# TASK TO COMPLETE
Render every entry exactly as it appears.

# WORKING DATA
-*-*-
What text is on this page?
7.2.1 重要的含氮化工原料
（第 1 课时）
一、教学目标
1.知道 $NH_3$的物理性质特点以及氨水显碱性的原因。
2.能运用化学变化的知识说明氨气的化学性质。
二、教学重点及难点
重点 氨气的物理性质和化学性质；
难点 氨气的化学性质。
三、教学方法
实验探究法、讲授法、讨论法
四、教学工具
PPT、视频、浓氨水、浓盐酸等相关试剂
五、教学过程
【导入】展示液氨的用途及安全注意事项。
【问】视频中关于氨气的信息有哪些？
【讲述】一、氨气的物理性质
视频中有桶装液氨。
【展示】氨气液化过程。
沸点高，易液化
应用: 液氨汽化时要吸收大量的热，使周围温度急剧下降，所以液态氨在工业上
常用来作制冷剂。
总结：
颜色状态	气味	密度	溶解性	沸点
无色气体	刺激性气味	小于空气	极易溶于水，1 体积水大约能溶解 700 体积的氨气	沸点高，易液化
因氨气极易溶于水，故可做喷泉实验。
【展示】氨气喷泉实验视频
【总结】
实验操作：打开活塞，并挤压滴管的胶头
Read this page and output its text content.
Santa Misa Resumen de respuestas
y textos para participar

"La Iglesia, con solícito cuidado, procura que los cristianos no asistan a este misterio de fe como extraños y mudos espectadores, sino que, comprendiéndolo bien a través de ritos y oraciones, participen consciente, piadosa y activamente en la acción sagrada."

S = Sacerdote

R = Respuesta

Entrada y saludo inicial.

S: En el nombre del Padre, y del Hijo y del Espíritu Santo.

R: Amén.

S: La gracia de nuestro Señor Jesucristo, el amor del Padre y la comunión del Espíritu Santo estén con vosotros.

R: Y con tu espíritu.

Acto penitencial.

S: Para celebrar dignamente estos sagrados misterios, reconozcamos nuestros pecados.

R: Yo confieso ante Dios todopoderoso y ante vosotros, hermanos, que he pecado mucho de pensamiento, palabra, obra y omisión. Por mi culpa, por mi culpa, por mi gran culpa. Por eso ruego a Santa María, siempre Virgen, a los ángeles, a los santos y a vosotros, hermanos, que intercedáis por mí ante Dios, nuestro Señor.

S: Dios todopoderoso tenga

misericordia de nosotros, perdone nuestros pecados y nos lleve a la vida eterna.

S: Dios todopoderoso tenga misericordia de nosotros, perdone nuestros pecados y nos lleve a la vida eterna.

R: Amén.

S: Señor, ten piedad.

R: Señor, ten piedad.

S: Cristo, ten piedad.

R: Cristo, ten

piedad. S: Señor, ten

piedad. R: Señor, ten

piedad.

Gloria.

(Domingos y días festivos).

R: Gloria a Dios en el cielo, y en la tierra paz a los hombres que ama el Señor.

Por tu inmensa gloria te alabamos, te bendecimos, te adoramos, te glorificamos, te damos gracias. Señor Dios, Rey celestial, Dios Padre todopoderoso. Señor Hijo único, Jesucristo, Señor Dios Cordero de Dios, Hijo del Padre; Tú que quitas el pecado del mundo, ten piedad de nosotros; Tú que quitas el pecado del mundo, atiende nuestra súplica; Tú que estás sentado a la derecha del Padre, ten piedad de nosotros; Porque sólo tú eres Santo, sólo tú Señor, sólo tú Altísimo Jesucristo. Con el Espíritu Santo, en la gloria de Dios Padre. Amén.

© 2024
-*-*-
# RESPONSE TO THE TASK
What text is on this page?
7.2.1 重要的含氮化工原料
（第 1 课时）
一、教学目标
1.知道 $NH_3$的物理性质特点以及氨水显碱性的原因。
2.能运用化学变化的知识说明氨气的化学性质。
二、教学重点及难点
重点 氨气的物理性质和化学性质；
难点 氨气的化学性质。
三、教学方法
实验探究法、讲授法、讨论法
四、教学工具
PPT、视频、浓氨水、浓盐酸等相关试剂
五、教学过程
【导入】展示液氨的用途及安全注意事项。
【问】视频中关于氨气的信息有哪些？
【讲述】一、氨气的物理性质
视频中有桶装液氨。
【展示】氨气液化过程。
沸点高，易液化
应用: 液氨汽化时要吸收大量的热，使周围温度急剧下降，所以液态氨在工业上
常用来作制冷剂。
总结：
颜色状态	气味	密度	溶解性	沸点
无色气体	刺激性气味	小于空气	极易溶于水，1 体积水大约能溶解 700 体积的氨气	沸点高，易液化
因氨气极易溶于水，故可做喷泉实验。
【展示】氨气喷泉实验视频
【总结】
实验操作：打开活塞，并挤压滴管的胶头
Read this page and output its text content.
Santa Misa Resumen de respuestas
y textos para participar

"La Iglesia, con solícito cuidado, procura que los cristianos no asistan a este misterio de fe como extraños y mudos espectadores, sino que, comprendiéndolo bien a través de ritos y oraciones, participen consciente, piadosa y activamente en la acción sagrada."

S = Sacerdote

R = Respuesta

Entrada y saludo inicial.

S: En el nombre del Padre, y del Hijo y del Espíritu Santo.

R: Amén.

S: La gracia de nuestro Señor Jesucristo, el amor del Padre y la comunión del Espíritu Santo estén con vosotros.

R: Y con tu espíritu.

Acto penitencial.

S: Para celebrar dignamente estos sagrados misterios, reconozcamos nuestros pecados.

R: Yo confieso ante Dios todopoderoso y ante vosotros, hermanos, que he pecado mucho de pensamiento, palabra, obra y omisión. Por mi culpa, por mi culpa, por mi gran culpa. Por eso ruego a Santa María, siempre Virgen, a los ángeles, a los santos y a vosotros, hermanos, que intercedáis por mí ante Dios, nuestro Señor.

S: Dios todopoderoso tenga

misericordia de nosotros, perdone nuestros pecados y nos lleve a la vida eterna.

S: Dios todopoderoso tenga misericordia de nosotros, perdone nuestros pecados y nos lleve a la vida eterna.

R: Amén.

S: Señor, ten piedad.

R: Señor, ten piedad.

S: Cristo, ten piedad.

R: Cristo, ten

piedad. S: Señor, ten

piedad. R: Señor, ten

piedad.

Gloria.

(Domingos y días festivos).

R: Gloria a Dios en el cielo, y en la tierra paz a los hombres que ama el Señor.

Por tu inmensa gloria te alabamos, te bendecimos, te adoramos, te glorificamos, te damos gracias. Señor Dios, Rey celestial, Dios Padre todopoderoso. Señor Hijo único, Jesucristo, Señor Dios Cordero de Dios, Hijo del Padre; Tú que quitas el pecado del mundo, ten piedad de nosotros; Tú que quitas el pecado del mundo, atiende nuestra súplica; Tú que estás sentado a la derecha del Padre, ten piedad de nosotros; Porque sólo tú eres Santo, sólo tú Señor, sólo tú Altísimo Jesucristo. Con el Espíritu Santo, en la gloria de Dios Padre. Amén.

© 2024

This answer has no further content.